MATERIAL SHOWN:
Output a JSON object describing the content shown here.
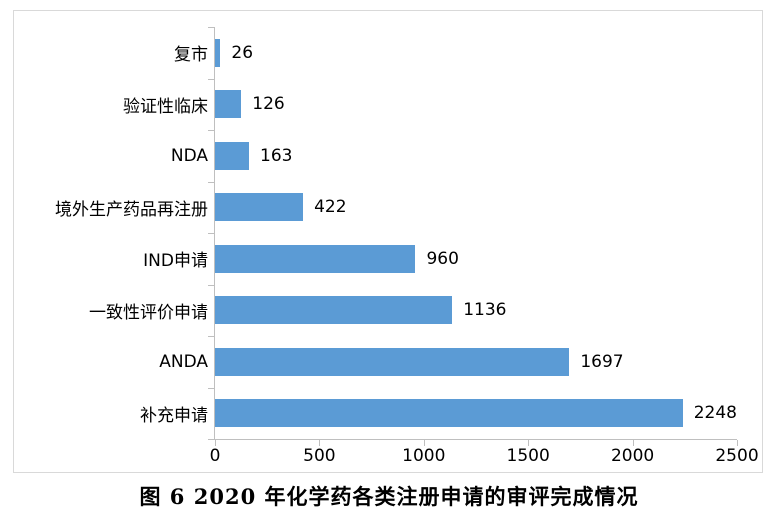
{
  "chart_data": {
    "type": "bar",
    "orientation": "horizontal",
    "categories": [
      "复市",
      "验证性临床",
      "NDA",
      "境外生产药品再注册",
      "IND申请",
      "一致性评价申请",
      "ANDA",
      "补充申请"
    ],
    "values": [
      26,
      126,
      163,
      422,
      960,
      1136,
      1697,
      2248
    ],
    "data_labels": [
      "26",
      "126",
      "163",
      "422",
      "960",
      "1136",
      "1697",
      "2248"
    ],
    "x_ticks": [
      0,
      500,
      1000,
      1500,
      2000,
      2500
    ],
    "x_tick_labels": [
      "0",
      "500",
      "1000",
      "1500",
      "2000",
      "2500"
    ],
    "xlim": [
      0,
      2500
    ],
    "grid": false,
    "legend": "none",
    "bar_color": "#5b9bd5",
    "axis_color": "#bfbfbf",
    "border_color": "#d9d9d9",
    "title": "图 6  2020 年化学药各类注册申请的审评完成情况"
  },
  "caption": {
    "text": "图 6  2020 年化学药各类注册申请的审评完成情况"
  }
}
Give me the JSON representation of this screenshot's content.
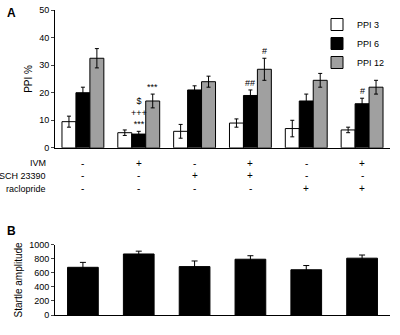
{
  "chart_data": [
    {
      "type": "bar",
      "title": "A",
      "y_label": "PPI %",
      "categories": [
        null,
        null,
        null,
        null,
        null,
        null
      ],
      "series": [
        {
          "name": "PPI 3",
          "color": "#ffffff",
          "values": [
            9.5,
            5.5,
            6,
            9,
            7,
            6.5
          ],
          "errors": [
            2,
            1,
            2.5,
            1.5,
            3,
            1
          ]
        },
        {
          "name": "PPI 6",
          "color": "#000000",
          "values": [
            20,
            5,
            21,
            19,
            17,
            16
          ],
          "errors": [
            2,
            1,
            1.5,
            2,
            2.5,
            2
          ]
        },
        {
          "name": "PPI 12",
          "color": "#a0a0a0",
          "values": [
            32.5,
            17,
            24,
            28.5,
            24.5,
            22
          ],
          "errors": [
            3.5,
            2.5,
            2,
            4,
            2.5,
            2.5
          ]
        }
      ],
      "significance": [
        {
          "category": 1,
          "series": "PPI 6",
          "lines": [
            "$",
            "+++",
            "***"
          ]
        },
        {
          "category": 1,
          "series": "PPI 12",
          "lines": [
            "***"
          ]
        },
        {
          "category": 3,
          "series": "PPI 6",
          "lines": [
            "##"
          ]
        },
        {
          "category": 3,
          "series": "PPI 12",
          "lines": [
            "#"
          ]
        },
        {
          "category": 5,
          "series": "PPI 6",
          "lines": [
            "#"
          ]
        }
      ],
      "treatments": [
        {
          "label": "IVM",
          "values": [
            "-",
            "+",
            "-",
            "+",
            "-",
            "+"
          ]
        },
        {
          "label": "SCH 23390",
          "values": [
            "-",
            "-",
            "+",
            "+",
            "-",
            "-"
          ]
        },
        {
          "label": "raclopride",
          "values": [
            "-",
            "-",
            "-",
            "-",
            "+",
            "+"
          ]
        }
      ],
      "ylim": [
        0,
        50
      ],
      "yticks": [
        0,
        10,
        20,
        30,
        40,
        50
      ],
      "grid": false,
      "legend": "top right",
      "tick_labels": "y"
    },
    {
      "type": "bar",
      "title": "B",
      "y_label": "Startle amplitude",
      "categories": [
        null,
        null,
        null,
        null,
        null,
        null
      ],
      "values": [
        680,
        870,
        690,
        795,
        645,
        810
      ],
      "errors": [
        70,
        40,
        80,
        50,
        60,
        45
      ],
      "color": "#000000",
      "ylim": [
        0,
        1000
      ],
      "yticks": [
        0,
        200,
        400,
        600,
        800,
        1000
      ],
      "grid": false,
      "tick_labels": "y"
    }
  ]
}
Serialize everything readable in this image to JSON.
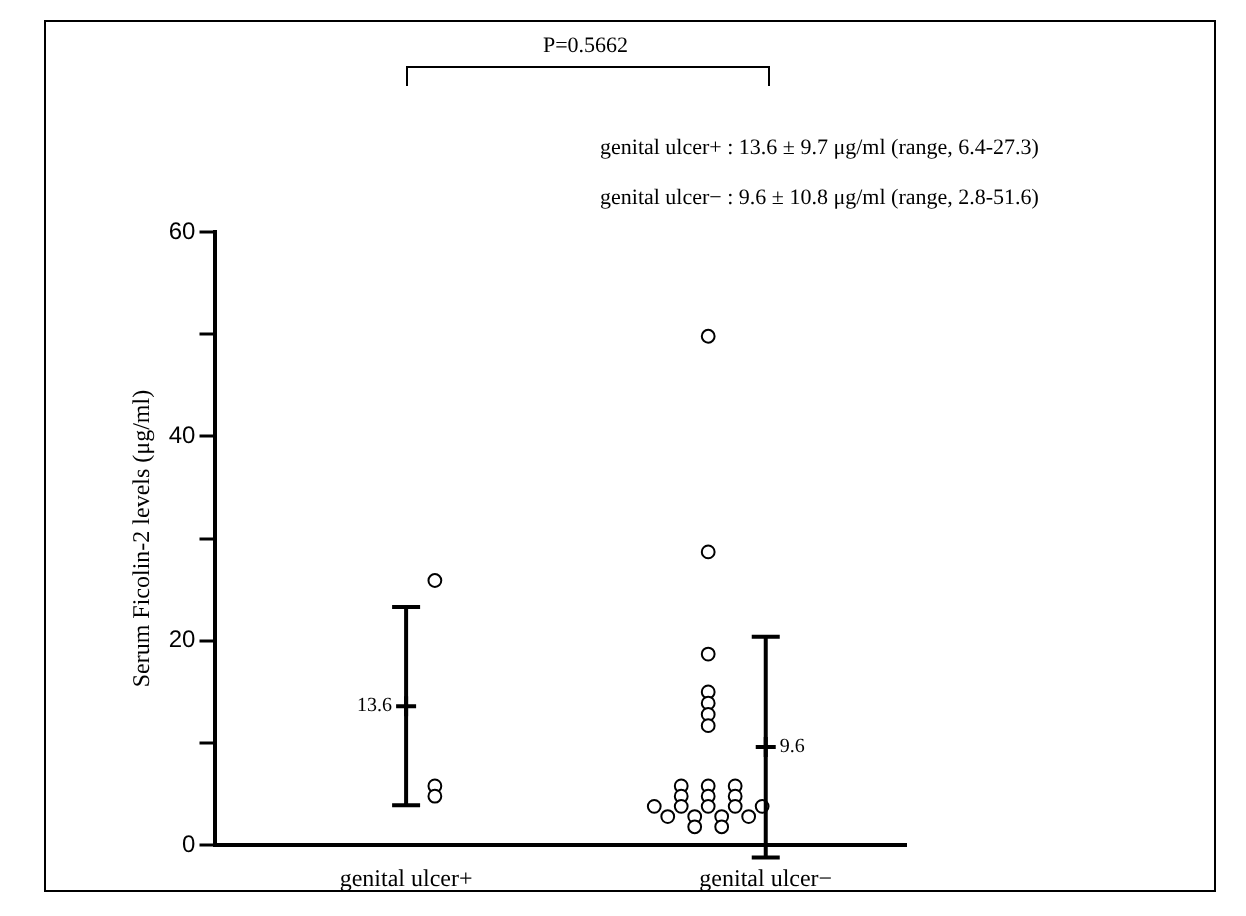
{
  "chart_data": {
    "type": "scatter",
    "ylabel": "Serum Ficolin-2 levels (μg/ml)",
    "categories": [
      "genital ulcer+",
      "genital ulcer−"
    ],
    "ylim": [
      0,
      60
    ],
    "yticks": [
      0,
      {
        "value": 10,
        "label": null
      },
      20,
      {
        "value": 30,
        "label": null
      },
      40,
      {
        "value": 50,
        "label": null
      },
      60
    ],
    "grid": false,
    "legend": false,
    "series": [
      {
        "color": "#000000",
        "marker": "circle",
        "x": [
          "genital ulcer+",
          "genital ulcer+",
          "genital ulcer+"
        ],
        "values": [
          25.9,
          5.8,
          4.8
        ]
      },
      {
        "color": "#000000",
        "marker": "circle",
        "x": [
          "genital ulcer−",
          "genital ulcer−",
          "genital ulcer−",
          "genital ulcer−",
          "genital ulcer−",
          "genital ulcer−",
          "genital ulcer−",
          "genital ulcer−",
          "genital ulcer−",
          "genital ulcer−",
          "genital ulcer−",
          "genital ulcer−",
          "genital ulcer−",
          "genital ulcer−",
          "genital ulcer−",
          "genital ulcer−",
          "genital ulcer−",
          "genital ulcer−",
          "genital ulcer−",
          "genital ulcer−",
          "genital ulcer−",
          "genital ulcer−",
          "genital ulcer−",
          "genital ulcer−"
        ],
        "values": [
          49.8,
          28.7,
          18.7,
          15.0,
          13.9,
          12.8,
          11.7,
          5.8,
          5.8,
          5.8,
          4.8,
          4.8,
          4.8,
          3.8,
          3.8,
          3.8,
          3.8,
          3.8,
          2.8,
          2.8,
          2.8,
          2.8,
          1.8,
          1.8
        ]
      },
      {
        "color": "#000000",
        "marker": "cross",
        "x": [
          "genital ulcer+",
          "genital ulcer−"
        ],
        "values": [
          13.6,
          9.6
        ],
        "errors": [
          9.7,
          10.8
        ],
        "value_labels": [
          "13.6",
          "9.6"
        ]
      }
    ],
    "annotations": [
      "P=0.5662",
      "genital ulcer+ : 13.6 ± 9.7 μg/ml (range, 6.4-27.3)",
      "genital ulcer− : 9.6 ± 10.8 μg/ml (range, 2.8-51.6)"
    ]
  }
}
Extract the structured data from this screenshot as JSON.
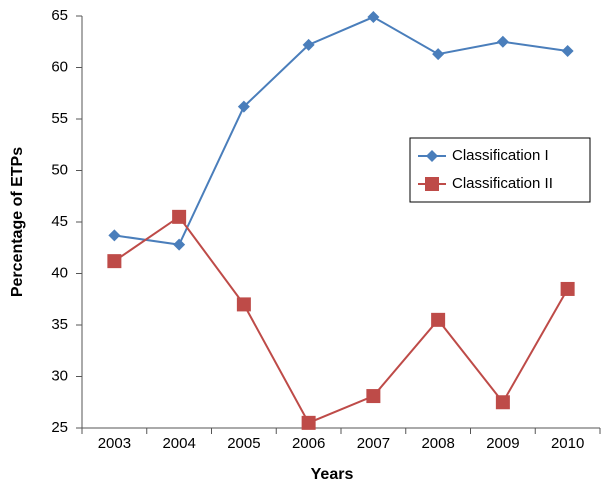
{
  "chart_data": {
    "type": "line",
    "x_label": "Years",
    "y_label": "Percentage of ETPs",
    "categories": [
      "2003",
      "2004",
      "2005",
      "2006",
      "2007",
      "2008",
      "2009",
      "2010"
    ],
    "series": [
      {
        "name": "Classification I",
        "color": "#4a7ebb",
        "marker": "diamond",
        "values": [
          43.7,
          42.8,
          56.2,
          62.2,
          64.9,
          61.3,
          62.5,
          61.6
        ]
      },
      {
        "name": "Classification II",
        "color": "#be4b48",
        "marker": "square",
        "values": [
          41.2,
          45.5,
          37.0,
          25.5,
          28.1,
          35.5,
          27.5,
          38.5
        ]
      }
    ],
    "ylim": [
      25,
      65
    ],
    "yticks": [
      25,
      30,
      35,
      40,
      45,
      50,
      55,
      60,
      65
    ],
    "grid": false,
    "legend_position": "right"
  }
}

WORK TO COMPLETE: Which lines hold the word "marker"? Copy each of them from the records.

FINAL RESULT:
        "marker": "circle",
        "marker": "circle",
        "marker": "cross",
        "marker": "diamond",
        "marker": "square",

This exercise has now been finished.